_PROBLEM DETAILS_: Filter the entries that follow, copying every line in which the word "verified" appears.

_THE DATA_:
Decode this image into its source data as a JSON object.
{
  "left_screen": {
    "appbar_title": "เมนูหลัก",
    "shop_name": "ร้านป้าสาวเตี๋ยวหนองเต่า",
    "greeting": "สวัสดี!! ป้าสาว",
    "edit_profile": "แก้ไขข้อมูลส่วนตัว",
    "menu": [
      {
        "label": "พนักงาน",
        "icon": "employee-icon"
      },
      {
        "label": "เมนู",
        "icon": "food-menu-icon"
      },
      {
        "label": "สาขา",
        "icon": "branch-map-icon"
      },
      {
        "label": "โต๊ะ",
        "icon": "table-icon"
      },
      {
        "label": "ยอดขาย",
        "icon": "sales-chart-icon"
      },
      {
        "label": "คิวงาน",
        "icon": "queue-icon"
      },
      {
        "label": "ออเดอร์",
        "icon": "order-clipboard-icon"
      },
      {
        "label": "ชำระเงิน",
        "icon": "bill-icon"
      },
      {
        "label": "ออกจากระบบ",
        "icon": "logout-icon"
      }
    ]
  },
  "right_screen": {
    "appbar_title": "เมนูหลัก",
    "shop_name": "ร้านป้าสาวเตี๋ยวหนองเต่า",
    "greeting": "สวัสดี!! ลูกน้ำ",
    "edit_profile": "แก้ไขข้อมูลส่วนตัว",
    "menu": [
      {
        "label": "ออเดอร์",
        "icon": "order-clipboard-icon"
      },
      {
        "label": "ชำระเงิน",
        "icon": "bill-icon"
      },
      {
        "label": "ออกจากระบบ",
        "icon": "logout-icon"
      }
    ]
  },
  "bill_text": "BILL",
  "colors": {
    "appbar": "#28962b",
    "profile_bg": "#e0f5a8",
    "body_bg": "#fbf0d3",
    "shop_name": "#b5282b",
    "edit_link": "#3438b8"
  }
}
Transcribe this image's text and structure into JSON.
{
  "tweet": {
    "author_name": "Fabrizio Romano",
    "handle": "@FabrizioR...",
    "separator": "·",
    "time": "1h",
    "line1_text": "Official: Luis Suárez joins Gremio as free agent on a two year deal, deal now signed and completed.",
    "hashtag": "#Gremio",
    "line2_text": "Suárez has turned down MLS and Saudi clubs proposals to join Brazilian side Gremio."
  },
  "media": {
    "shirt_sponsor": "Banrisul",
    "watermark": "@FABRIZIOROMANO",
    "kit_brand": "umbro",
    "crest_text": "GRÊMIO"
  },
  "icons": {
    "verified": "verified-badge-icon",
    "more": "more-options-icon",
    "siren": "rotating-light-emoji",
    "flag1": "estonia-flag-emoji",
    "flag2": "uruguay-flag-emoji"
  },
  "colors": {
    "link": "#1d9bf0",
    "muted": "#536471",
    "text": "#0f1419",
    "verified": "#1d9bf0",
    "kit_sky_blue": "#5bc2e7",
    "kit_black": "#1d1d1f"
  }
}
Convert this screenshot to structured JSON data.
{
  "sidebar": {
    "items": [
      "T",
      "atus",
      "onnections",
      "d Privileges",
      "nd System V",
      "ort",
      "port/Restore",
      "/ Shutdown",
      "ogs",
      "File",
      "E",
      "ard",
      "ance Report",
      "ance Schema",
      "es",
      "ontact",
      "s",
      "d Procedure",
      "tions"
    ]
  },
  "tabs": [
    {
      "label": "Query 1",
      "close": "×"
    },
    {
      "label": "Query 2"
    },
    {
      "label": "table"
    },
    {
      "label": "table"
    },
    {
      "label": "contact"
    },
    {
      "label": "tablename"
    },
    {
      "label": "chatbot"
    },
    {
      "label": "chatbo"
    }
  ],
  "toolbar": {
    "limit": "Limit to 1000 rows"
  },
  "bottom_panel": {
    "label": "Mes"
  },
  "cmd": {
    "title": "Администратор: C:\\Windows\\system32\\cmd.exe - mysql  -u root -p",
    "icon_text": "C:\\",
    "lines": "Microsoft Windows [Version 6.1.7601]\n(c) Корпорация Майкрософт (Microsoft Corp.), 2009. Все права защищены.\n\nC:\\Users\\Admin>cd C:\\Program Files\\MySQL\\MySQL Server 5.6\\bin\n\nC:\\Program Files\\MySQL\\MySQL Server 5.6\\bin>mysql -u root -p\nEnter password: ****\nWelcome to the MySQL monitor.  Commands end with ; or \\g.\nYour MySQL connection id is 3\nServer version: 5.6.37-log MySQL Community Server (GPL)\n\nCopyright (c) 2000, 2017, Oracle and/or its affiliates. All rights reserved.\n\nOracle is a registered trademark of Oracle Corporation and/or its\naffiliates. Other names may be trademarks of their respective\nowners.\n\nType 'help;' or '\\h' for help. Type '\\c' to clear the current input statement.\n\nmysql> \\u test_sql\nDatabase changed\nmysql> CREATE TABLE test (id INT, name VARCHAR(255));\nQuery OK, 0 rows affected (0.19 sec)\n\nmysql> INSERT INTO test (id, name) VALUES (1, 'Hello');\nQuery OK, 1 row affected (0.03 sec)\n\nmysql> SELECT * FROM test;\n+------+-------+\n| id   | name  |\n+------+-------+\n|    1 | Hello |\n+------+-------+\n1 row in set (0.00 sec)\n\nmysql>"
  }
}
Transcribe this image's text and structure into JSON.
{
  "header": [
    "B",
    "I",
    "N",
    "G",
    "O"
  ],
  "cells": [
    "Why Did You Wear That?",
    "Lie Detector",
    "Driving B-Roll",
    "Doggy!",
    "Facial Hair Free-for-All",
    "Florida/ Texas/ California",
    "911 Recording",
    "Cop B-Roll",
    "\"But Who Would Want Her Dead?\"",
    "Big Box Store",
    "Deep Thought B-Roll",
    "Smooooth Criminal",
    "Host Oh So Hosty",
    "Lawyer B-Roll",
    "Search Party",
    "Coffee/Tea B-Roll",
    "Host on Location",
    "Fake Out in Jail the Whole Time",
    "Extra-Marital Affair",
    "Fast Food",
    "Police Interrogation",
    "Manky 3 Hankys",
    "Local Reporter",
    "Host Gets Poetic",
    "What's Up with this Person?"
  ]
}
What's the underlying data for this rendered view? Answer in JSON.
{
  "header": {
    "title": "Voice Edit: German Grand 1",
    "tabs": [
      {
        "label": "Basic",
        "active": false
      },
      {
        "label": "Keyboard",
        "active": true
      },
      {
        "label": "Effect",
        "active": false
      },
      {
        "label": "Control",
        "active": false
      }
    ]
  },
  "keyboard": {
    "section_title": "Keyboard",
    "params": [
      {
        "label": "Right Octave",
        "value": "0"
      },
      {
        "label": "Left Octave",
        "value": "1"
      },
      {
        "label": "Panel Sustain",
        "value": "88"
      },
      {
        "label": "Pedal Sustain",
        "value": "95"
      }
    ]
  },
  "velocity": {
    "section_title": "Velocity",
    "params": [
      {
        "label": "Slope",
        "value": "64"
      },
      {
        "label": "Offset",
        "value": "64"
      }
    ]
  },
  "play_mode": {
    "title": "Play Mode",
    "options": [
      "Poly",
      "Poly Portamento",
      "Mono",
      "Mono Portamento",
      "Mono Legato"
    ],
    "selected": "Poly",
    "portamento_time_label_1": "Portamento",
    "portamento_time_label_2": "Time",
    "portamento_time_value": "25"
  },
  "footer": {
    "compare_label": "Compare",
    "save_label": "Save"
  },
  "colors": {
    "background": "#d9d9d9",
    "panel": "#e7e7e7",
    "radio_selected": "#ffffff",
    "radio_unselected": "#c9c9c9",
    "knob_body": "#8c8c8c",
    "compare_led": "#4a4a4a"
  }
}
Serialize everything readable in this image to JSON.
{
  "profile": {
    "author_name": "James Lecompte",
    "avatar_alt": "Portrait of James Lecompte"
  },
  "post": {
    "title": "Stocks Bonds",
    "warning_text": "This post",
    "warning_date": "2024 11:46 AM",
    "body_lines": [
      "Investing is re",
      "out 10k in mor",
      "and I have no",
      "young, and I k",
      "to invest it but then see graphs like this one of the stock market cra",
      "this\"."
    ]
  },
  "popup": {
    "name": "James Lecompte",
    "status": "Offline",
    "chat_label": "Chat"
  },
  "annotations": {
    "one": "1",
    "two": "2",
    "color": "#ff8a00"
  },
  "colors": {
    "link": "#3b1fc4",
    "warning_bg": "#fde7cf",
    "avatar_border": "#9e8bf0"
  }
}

_ANSWER FOR THIS EXERCISE_:
    "verified": "verified-badge-icon",
    "verified": "#1d9bf0",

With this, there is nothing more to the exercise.